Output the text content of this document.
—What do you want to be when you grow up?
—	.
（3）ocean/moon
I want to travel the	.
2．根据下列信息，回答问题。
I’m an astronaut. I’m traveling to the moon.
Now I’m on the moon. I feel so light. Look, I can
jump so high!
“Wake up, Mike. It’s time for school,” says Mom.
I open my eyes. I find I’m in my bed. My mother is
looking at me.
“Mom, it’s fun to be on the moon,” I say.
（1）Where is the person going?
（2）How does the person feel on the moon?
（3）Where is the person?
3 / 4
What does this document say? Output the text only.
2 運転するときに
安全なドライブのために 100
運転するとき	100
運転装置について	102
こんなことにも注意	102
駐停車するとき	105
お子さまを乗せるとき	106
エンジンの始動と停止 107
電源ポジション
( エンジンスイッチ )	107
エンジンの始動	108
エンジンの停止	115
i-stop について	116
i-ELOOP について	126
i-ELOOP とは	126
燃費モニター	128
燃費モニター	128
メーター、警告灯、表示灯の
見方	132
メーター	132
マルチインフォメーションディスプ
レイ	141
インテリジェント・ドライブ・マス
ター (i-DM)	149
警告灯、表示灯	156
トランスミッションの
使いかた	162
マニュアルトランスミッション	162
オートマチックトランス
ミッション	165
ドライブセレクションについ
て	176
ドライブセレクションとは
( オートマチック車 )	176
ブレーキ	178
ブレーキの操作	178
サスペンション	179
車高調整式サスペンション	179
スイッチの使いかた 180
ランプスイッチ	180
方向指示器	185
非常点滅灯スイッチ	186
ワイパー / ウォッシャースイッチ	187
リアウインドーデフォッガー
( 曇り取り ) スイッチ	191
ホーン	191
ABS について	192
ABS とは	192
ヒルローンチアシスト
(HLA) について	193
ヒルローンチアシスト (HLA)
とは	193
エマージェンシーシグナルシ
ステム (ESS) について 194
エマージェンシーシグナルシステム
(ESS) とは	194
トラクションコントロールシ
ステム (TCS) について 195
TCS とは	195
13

→ **EXERCISE PROMPT**
Quote the whole listing above, leaving nothing out.

→ **ANSWER TO THIS PROBLEM**
Output the text content of this document.
—What do you want to be when you grow up?
—	.
（3）ocean/moon
I want to travel the	.
2．根据下列信息，回答问题。
I’m an astronaut. I’m traveling to the moon.
Now I’m on the moon. I feel so light. Look, I can
jump so high!
“Wake up, Mike. It’s time for school,” says Mom.
I open my eyes. I find I’m in my bed. My mother is
looking at me.
“Mom, it’s fun to be on the moon,” I say.
（1）Where is the person going?
（2）How does the person feel on the moon?
（3）Where is the person?
3 / 4
What does this document say? Output the text only.
2 運転するときに
安全なドライブのために 100
運転するとき	100
運転装置について	102
こんなことにも注意	102
駐停車するとき	105
お子さまを乗せるとき	106
エンジンの始動と停止 107
電源ポジション
( エンジンスイッチ )	107
エンジンの始動	108
エンジンの停止	115
i-stop について	116
i-ELOOP について	126
i-ELOOP とは	126
燃費モニター	128
燃費モニター	128
メーター、警告灯、表示灯の
見方	132
メーター	132
マルチインフォメーションディスプ
レイ	141
インテリジェント・ドライブ・マス
ター (i-DM)	149
警告灯、表示灯	156
トランスミッションの
使いかた	162
マニュアルトランスミッション	162
オートマチックトランス
ミッション	165
ドライブセレクションについ
て	176
ドライブセレクションとは
( オートマチック車 )	176
ブレーキ	178
ブレーキの操作	178
サスペンション	179
車高調整式サスペンション	179
スイッチの使いかた 180
ランプスイッチ	180
方向指示器	185
非常点滅灯スイッチ	186
ワイパー / ウォッシャースイッチ	187
リアウインドーデフォッガー
( 曇り取り ) スイッチ	191
ホーン	191
ABS について	192
ABS とは	192
ヒルローンチアシスト
(HLA) について	193
ヒルローンチアシスト (HLA)
とは	193
エマージェンシーシグナルシ
ステム (ESS) について 194
エマージェンシーシグナルシステム
(ESS) とは	194
トラクションコントロールシ
ステム (TCS) について 195
TCS とは	195
13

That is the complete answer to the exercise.